[PROBLEM DETAILS]:
Give every line from the entries that contains "Business".
---------- ROWS ----------
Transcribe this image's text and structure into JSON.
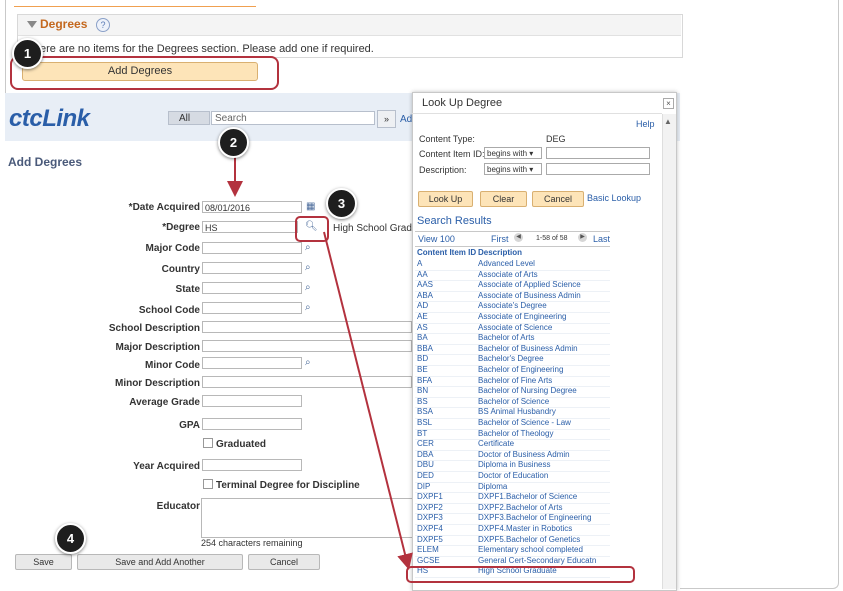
{
  "top_section": {
    "title": "Degrees",
    "help": "?",
    "message": "ere are no items for the Degrees section.  Please add one if required.",
    "add_button": "Add Degrees"
  },
  "header": {
    "logo": "ctcLink",
    "search_scope": "All",
    "search_placeholder": "Search",
    "go": "»",
    "add_fragment": "Ad"
  },
  "form": {
    "title": "Add Degrees",
    "fields": {
      "date_acquired": {
        "label": "*Date Acquired",
        "value": "08/01/2016"
      },
      "degree": {
        "label": "*Degree",
        "value": "HS",
        "desc": "High School Graduat"
      },
      "major_code": {
        "label": "Major Code"
      },
      "country": {
        "label": "Country"
      },
      "state": {
        "label": "State"
      },
      "school_code": {
        "label": "School Code"
      },
      "school_description": {
        "label": "School Description"
      },
      "major_description": {
        "label": "Major Description"
      },
      "minor_code": {
        "label": "Minor Code"
      },
      "minor_description": {
        "label": "Minor Description"
      },
      "average_grade": {
        "label": "Average Grade"
      },
      "gpa": {
        "label": "GPA"
      },
      "graduated": {
        "label": "Graduated"
      },
      "year_acquired": {
        "label": "Year Acquired"
      },
      "terminal_degree": {
        "label": "Terminal Degree for Discipline"
      },
      "educator": {
        "label": "Educator"
      }
    },
    "chars_remaining": "254 characters remaining",
    "buttons": {
      "save": "Save",
      "save_add": "Save and Add Another",
      "cancel": "Cancel"
    }
  },
  "dialog": {
    "title": "Look Up Degree",
    "close": "×",
    "help": "Help",
    "content_type_label": "Content Type:",
    "content_type_value": "DEG",
    "item_id_label": "Content Item ID:",
    "item_id_op": "begins with ▾",
    "desc_label": "Description:",
    "desc_op": "begins with ▾",
    "buttons": {
      "lookup": "Look Up",
      "clear": "Clear",
      "cancel": "Cancel",
      "basic": "Basic Lookup"
    },
    "results_title": "Search Results",
    "nav": {
      "view": "View 100",
      "first": "First",
      "range": "1-58 of 58",
      "last": "Last"
    },
    "col_id": "Content Item ID",
    "col_desc": "Description",
    "rows": [
      {
        "id": "A",
        "desc": "Advanced Level"
      },
      {
        "id": "AA",
        "desc": "Associate of Arts"
      },
      {
        "id": "AAS",
        "desc": "Associate of Applied Science"
      },
      {
        "id": "ABA",
        "desc": "Associate of Business Admin"
      },
      {
        "id": "AD",
        "desc": "Associate's Degree"
      },
      {
        "id": "AE",
        "desc": "Associate of Engineering"
      },
      {
        "id": "AS",
        "desc": "Associate of Science"
      },
      {
        "id": "BA",
        "desc": "Bachelor of Arts"
      },
      {
        "id": "BBA",
        "desc": "Bachelor of Business Admin"
      },
      {
        "id": "BD",
        "desc": "Bachelor's Degree"
      },
      {
        "id": "BE",
        "desc": "Bachelor of Engineering"
      },
      {
        "id": "BFA",
        "desc": "Bachelor of Fine Arts"
      },
      {
        "id": "BN",
        "desc": "Bachelor of Nursing Degree"
      },
      {
        "id": "BS",
        "desc": "Bachelor of Science"
      },
      {
        "id": "BSA",
        "desc": "BS Animal Husbandry"
      },
      {
        "id": "BSL",
        "desc": "Bachelor of Science - Law"
      },
      {
        "id": "BT",
        "desc": "Bachelor of Theology"
      },
      {
        "id": "CER",
        "desc": "Certificate"
      },
      {
        "id": "DBA",
        "desc": "Doctor of Business Admin"
      },
      {
        "id": "DBU",
        "desc": "Diploma in Business"
      },
      {
        "id": "DED",
        "desc": "Doctor of Education"
      },
      {
        "id": "DIP",
        "desc": "Diploma"
      },
      {
        "id": "DXPF1",
        "desc": "DXPF1.Bachelor of Science"
      },
      {
        "id": "DXPF2",
        "desc": "DXPF2.Bachelor of Arts"
      },
      {
        "id": "DXPF3",
        "desc": "DXPF3.Bachelor of Engineering"
      },
      {
        "id": "DXPF4",
        "desc": "DXPF4.Master in Robotics"
      },
      {
        "id": "DXPF5",
        "desc": "DXPF5.Bachelor of Genetics"
      },
      {
        "id": "ELEM",
        "desc": "Elementary school completed"
      },
      {
        "id": "GCSE",
        "desc": "General Cert-Secondary Educatn"
      },
      {
        "id": "HS",
        "desc": "High School Graduate"
      }
    ]
  },
  "callouts": [
    "1",
    "2",
    "3",
    "4"
  ],
  "colors": {
    "highlight": "#b3323e",
    "link": "#2a5ea8",
    "accent_orange": "#c4681e",
    "button_orange": "#fde4b8"
  }
}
----------
[RESPONSE]:
        "desc": "Associate of Business Admin"
        "desc": "Bachelor of Business Admin"
        "desc": "Doctor of Business Admin"
        "desc": "Diploma in Business"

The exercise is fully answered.